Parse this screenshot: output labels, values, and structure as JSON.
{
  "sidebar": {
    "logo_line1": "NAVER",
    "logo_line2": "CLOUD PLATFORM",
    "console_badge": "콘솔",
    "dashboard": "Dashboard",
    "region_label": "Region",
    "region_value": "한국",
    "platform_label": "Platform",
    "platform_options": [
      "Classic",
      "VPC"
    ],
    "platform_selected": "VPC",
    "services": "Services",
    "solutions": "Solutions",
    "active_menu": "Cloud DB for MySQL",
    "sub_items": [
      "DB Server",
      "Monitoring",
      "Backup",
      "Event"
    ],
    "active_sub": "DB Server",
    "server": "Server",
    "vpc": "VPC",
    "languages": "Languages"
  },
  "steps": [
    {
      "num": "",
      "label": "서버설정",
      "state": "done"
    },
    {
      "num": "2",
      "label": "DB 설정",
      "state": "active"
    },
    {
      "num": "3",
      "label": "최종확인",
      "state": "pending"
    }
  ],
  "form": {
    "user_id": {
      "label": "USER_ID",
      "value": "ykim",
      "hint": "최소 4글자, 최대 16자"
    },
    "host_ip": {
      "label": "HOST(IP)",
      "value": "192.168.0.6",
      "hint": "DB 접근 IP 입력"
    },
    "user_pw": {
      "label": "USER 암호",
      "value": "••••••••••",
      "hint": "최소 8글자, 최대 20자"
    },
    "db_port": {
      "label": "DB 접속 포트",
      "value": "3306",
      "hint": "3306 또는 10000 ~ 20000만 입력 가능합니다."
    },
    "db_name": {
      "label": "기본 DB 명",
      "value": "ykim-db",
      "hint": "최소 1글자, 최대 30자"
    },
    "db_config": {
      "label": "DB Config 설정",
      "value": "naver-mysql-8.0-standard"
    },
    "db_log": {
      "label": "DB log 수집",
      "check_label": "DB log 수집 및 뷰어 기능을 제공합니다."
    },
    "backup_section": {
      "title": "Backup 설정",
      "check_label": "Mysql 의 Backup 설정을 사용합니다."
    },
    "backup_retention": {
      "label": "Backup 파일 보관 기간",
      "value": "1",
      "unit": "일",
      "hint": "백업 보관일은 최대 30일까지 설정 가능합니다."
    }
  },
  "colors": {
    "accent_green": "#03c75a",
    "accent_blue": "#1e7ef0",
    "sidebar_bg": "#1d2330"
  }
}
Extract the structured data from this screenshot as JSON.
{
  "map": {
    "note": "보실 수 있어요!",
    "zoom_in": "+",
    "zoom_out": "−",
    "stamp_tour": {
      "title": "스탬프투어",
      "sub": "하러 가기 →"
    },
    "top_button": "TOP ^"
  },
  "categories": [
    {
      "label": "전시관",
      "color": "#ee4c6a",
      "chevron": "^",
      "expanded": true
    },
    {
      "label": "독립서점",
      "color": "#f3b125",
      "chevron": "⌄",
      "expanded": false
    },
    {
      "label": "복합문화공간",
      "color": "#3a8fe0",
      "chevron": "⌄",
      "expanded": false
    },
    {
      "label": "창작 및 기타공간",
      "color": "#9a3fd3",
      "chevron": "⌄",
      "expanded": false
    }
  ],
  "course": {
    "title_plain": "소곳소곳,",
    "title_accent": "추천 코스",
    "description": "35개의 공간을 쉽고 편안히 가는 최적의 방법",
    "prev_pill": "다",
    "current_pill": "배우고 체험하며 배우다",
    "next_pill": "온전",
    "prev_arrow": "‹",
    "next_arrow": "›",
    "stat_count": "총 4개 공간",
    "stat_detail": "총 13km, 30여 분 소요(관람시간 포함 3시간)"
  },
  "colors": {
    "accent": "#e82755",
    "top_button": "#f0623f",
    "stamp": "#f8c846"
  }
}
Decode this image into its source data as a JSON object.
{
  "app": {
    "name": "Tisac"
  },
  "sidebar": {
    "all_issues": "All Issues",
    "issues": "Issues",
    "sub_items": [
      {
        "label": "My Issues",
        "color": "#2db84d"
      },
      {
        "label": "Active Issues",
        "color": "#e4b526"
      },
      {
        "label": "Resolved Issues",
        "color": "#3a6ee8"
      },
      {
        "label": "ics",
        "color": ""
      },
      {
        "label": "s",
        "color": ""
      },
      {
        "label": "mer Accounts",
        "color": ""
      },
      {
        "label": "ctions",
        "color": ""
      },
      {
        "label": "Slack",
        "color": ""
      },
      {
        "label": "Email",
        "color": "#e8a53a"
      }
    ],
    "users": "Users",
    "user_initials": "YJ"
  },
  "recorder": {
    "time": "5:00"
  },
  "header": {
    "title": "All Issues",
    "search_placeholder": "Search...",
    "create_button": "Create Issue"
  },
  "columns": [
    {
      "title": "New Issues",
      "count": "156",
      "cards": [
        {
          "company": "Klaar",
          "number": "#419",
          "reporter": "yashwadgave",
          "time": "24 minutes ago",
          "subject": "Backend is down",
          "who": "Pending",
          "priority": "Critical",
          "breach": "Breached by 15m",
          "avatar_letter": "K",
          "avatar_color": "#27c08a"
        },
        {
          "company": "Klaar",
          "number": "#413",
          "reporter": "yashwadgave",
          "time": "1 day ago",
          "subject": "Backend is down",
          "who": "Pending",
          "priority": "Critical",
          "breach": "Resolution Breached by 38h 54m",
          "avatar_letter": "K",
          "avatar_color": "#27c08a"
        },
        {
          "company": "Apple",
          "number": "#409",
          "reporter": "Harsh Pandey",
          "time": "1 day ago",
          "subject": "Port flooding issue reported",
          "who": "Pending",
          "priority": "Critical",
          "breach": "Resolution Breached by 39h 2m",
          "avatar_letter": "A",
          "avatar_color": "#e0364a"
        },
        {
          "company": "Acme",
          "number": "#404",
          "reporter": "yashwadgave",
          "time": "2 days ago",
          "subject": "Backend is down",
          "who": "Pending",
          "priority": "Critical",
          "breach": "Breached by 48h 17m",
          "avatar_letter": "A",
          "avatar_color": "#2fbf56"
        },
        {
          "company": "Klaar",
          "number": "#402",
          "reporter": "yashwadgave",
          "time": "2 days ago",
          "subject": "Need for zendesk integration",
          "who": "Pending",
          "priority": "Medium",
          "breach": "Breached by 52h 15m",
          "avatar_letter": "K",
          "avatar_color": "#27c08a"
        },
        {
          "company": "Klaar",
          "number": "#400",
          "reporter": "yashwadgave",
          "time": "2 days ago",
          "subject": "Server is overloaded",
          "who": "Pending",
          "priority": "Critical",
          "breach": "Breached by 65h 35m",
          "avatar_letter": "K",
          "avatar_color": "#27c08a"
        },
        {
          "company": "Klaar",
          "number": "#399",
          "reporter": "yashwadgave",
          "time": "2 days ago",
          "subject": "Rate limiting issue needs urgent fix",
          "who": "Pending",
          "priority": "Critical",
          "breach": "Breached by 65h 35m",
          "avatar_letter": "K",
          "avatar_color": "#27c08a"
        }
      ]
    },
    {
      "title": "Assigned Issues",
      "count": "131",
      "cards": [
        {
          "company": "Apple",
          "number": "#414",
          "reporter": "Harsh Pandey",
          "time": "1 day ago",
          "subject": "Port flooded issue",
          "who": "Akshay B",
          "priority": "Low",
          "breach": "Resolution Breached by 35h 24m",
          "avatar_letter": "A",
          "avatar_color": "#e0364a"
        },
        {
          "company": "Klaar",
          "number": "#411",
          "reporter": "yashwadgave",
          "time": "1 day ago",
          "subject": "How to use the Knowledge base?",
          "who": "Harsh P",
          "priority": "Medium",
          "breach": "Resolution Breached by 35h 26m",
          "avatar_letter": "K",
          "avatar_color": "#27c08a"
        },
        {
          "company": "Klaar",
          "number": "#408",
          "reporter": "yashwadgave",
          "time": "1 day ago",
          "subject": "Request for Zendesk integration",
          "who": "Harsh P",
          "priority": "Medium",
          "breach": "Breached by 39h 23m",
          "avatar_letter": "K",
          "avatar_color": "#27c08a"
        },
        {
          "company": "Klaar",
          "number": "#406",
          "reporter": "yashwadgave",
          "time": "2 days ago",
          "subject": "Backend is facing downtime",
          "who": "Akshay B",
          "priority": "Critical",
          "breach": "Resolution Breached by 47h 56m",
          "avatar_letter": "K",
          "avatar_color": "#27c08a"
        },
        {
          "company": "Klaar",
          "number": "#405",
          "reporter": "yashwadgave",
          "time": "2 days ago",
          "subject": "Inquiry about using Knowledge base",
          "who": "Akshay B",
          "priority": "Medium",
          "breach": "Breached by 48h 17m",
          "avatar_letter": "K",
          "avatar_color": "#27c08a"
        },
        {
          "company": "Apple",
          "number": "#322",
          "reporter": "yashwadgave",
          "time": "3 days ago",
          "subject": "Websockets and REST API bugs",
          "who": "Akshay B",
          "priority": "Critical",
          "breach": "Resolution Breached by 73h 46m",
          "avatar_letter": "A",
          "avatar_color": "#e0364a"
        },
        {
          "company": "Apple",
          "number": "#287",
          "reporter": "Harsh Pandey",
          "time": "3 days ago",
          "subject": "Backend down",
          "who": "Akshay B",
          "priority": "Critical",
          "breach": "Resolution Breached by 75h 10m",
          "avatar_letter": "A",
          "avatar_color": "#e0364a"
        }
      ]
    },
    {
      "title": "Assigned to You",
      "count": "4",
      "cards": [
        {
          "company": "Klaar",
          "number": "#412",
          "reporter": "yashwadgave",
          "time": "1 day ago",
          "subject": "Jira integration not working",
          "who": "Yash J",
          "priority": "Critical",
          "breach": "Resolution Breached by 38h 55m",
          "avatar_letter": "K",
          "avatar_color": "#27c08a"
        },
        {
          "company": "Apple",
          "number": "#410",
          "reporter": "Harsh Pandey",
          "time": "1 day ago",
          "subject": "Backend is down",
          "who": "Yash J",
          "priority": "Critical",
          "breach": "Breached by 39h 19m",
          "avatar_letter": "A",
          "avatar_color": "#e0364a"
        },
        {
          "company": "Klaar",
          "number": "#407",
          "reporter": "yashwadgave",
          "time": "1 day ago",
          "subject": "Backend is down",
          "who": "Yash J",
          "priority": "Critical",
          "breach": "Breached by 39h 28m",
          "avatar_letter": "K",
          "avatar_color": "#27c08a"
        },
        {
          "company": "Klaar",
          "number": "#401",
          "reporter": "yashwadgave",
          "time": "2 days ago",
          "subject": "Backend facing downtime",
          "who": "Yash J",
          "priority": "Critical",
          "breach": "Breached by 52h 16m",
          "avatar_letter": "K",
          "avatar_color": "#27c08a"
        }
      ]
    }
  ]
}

==============================

## REQUIRED TASK
Report the number of lines above containing the word "downtime", with no other text.

## FINAL RESULT
2